— Start Supplied records —

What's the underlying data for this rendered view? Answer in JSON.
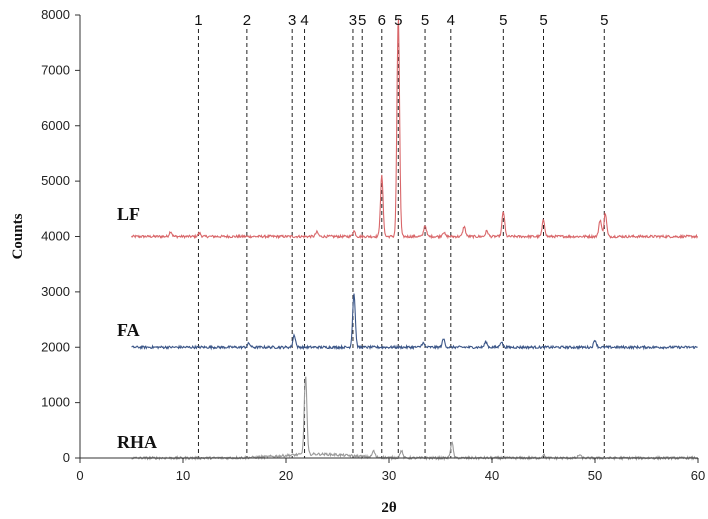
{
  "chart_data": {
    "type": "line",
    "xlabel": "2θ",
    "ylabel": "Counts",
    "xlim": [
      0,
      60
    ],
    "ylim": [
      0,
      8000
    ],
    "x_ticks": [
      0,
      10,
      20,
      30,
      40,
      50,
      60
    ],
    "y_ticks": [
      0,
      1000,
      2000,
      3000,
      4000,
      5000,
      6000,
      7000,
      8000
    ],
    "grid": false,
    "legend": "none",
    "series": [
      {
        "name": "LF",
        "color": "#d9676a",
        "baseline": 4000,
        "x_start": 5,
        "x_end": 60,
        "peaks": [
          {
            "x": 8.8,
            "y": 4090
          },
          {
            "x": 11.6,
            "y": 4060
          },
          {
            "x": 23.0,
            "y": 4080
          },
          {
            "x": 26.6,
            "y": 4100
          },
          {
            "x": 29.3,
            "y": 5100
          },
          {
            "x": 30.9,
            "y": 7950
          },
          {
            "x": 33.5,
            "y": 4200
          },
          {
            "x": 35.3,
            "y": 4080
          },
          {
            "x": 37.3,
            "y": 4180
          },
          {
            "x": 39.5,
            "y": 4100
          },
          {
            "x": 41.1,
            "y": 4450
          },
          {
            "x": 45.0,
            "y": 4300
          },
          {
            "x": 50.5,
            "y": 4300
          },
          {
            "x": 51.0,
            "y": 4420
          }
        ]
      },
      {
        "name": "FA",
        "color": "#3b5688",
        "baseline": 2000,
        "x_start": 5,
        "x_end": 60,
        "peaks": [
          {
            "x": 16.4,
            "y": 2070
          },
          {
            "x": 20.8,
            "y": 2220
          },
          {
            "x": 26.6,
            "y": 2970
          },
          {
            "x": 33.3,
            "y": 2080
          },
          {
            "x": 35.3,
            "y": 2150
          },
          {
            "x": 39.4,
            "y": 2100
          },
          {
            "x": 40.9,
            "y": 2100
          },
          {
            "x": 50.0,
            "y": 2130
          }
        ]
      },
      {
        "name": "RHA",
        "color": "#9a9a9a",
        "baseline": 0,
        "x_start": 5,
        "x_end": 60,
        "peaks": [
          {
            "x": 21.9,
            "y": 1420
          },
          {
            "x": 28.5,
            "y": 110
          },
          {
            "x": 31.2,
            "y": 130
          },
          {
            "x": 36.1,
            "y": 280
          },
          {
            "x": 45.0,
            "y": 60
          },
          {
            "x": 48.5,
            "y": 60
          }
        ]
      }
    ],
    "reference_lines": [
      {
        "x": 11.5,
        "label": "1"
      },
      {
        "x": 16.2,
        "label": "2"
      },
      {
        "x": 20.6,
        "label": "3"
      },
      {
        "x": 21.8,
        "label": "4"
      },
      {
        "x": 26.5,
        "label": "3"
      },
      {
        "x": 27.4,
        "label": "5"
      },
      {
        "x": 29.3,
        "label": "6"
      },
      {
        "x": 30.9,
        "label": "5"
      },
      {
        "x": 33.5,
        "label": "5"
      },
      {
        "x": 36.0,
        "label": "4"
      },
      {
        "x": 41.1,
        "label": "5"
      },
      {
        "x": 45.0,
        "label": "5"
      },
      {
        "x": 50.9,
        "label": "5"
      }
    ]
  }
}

— End Supplied records —

▶ [Exercise aim]: In your copy, leave out the pictures and reproduce the material above exactly.

▶ [The completed task]:
What's the underlying data for this rendered view? Answer in JSON.
{
  "chart_data": {
    "type": "line",
    "xlabel": "2θ",
    "ylabel": "Counts",
    "xlim": [
      0,
      60
    ],
    "ylim": [
      0,
      8000
    ],
    "x_ticks": [
      0,
      10,
      20,
      30,
      40,
      50,
      60
    ],
    "y_ticks": [
      0,
      1000,
      2000,
      3000,
      4000,
      5000,
      6000,
      7000,
      8000
    ],
    "grid": false,
    "legend": "none",
    "series": [
      {
        "name": "LF",
        "color": "#d9676a",
        "baseline": 4000,
        "x_start": 5,
        "x_end": 60,
        "peaks": [
          {
            "x": 8.8,
            "y": 4090
          },
          {
            "x": 11.6,
            "y": 4060
          },
          {
            "x": 23.0,
            "y": 4080
          },
          {
            "x": 26.6,
            "y": 4100
          },
          {
            "x": 29.3,
            "y": 5100
          },
          {
            "x": 30.9,
            "y": 7950
          },
          {
            "x": 33.5,
            "y": 4200
          },
          {
            "x": 35.3,
            "y": 4080
          },
          {
            "x": 37.3,
            "y": 4180
          },
          {
            "x": 39.5,
            "y": 4100
          },
          {
            "x": 41.1,
            "y": 4450
          },
          {
            "x": 45.0,
            "y": 4300
          },
          {
            "x": 50.5,
            "y": 4300
          },
          {
            "x": 51.0,
            "y": 4420
          }
        ]
      },
      {
        "name": "FA",
        "color": "#3b5688",
        "baseline": 2000,
        "x_start": 5,
        "x_end": 60,
        "peaks": [
          {
            "x": 16.4,
            "y": 2070
          },
          {
            "x": 20.8,
            "y": 2220
          },
          {
            "x": 26.6,
            "y": 2970
          },
          {
            "x": 33.3,
            "y": 2080
          },
          {
            "x": 35.3,
            "y": 2150
          },
          {
            "x": 39.4,
            "y": 2100
          },
          {
            "x": 40.9,
            "y": 2100
          },
          {
            "x": 50.0,
            "y": 2130
          }
        ]
      },
      {
        "name": "RHA",
        "color": "#9a9a9a",
        "baseline": 0,
        "x_start": 5,
        "x_end": 60,
        "peaks": [
          {
            "x": 21.9,
            "y": 1420
          },
          {
            "x": 28.5,
            "y": 110
          },
          {
            "x": 31.2,
            "y": 130
          },
          {
            "x": 36.1,
            "y": 280
          },
          {
            "x": 45.0,
            "y": 60
          },
          {
            "x": 48.5,
            "y": 60
          }
        ]
      }
    ],
    "reference_lines": [
      {
        "x": 11.5,
        "label": "1"
      },
      {
        "x": 16.2,
        "label": "2"
      },
      {
        "x": 20.6,
        "label": "3"
      },
      {
        "x": 21.8,
        "label": "4"
      },
      {
        "x": 26.5,
        "label": "3"
      },
      {
        "x": 27.4,
        "label": "5"
      },
      {
        "x": 29.3,
        "label": "6"
      },
      {
        "x": 30.9,
        "label": "5"
      },
      {
        "x": 33.5,
        "label": "5"
      },
      {
        "x": 36.0,
        "label": "4"
      },
      {
        "x": 41.1,
        "label": "5"
      },
      {
        "x": 45.0,
        "label": "5"
      },
      {
        "x": 50.9,
        "label": "5"
      }
    ]
  }
}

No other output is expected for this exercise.